<<<<

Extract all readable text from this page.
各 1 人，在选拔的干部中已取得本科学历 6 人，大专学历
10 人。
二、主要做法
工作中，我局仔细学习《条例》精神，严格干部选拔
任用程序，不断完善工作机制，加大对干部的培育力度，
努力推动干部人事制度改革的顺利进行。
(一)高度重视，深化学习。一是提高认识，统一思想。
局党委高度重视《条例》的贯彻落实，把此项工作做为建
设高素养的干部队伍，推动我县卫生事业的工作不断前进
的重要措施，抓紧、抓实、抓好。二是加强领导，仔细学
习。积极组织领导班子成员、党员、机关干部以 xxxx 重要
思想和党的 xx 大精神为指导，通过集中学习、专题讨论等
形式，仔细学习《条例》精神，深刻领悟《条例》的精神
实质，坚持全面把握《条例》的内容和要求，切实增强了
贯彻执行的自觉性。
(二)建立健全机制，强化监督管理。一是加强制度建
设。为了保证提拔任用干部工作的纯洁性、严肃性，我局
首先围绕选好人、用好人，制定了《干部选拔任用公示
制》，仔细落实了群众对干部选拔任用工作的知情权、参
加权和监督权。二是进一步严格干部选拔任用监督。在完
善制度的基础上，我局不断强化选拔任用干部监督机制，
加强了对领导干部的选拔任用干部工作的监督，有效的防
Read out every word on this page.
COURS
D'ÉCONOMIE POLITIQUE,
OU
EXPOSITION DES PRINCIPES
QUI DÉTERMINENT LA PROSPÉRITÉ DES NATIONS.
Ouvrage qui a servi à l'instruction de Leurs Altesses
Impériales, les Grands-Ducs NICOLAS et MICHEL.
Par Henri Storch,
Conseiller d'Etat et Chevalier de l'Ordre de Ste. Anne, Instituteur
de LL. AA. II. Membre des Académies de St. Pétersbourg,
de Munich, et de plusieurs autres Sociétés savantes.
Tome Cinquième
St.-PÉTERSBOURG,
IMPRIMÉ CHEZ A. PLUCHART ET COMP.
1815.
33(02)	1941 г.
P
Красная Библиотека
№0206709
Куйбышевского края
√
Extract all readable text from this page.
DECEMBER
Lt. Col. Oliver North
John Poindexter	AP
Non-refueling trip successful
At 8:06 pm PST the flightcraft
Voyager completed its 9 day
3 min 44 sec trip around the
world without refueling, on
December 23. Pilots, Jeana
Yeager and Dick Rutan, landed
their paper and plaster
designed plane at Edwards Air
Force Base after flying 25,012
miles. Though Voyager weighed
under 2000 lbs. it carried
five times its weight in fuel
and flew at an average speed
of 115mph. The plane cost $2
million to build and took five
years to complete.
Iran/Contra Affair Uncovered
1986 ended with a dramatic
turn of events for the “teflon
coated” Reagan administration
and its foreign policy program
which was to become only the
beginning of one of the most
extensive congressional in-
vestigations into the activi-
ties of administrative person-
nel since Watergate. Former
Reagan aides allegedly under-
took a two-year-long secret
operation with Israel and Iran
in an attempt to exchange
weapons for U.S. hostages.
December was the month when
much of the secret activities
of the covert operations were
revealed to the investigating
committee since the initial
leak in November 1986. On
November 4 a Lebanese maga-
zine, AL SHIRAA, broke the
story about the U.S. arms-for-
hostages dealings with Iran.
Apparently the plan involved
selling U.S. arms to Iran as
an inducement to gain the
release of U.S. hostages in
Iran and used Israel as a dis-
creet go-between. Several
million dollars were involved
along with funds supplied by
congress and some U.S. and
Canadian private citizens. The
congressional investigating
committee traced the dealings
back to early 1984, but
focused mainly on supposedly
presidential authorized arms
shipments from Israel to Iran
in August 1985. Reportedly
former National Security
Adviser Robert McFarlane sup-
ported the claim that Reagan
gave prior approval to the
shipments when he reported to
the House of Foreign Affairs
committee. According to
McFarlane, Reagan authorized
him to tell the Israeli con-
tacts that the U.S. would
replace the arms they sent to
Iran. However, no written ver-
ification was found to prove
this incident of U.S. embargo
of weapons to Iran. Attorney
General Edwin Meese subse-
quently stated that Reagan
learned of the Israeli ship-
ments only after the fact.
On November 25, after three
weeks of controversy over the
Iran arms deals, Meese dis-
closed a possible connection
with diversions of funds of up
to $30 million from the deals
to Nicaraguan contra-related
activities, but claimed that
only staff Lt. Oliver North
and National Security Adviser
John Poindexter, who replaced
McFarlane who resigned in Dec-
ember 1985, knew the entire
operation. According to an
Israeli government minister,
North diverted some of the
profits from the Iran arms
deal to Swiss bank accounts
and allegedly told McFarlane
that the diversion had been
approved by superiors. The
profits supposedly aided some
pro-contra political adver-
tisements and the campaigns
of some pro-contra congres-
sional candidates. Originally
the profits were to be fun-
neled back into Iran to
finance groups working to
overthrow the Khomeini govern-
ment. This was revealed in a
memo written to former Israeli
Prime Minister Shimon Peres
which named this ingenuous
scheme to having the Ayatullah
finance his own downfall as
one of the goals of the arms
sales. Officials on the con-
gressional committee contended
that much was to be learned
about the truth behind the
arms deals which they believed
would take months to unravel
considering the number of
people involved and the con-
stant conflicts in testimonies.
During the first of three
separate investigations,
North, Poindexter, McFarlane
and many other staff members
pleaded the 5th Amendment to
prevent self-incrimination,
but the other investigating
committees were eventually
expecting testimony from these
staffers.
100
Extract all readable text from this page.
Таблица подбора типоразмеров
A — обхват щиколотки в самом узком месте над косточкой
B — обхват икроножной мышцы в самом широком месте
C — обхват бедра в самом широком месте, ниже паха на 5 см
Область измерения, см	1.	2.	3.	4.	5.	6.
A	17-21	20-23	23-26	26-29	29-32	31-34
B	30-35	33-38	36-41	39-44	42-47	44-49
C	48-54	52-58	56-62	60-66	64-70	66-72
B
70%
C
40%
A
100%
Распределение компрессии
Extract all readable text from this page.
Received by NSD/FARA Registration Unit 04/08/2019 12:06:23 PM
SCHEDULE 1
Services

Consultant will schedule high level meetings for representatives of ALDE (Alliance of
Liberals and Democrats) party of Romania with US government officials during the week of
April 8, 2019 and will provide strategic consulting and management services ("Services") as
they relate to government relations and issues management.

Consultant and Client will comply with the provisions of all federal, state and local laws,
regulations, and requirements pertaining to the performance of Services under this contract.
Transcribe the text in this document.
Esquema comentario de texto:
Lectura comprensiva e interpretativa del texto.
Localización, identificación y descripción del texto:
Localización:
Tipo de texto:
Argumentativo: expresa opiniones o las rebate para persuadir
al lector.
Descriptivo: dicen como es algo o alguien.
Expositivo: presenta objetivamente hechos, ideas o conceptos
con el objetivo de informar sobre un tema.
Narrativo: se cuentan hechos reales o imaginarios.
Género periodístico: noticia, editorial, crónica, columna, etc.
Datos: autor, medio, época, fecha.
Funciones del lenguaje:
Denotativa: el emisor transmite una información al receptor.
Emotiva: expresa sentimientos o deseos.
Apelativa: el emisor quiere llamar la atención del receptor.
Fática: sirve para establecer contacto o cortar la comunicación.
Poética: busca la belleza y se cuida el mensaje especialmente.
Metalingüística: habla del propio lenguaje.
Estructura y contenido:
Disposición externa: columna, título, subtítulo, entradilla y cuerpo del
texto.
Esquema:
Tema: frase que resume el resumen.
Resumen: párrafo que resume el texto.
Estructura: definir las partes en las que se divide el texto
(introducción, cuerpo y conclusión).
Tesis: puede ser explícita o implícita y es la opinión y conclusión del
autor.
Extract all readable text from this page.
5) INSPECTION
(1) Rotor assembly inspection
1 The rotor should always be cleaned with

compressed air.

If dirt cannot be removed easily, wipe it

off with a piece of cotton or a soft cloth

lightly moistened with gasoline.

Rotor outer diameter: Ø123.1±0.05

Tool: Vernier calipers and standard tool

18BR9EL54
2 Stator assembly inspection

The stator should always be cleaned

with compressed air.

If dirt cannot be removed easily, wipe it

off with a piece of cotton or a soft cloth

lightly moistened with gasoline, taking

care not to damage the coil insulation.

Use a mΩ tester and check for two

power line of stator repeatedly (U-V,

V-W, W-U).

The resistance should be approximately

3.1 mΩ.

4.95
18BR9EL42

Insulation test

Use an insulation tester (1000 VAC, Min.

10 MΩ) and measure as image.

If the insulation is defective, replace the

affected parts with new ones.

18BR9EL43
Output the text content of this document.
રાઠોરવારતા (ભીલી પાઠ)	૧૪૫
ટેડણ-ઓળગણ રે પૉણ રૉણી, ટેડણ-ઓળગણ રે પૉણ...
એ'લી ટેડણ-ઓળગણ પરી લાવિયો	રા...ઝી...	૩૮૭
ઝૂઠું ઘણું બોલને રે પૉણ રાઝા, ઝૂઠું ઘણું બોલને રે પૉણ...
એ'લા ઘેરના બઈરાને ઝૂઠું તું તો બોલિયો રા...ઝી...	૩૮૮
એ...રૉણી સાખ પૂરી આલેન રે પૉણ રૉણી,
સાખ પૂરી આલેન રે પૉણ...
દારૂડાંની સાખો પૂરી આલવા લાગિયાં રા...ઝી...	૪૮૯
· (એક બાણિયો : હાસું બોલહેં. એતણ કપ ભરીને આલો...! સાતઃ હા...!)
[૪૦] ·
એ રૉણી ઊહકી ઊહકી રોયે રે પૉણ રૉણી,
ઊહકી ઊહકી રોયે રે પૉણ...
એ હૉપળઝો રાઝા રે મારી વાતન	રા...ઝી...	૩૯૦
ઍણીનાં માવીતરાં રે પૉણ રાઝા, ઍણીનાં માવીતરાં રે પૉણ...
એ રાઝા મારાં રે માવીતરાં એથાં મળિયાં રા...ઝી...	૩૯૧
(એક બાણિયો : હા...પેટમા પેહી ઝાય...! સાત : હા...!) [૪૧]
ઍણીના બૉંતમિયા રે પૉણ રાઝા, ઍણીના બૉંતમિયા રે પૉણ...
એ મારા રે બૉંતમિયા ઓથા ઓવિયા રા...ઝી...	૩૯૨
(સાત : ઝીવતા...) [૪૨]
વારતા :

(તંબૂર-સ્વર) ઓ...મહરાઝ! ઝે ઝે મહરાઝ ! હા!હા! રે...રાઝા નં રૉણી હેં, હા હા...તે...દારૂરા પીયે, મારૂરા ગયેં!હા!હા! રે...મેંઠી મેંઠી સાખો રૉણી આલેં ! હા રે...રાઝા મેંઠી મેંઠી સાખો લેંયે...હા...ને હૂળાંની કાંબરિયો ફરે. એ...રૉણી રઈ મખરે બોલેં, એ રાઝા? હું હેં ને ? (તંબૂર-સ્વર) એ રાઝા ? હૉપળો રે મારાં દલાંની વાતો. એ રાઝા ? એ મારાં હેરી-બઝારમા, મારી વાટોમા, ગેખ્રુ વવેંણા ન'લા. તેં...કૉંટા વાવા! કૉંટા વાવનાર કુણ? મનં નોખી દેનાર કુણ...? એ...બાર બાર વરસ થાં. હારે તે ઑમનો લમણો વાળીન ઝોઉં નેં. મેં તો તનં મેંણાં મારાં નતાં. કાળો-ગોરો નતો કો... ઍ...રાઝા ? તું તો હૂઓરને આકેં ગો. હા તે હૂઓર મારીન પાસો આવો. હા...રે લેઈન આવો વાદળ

>>>>

→ DESCRIPTION OF THE TASK:
Pick out the lines containing the string "Meese" and show them.

→ FINISHED EXERCISE:
General Edwin Meese subse-
Iran arms deals, Meese dis-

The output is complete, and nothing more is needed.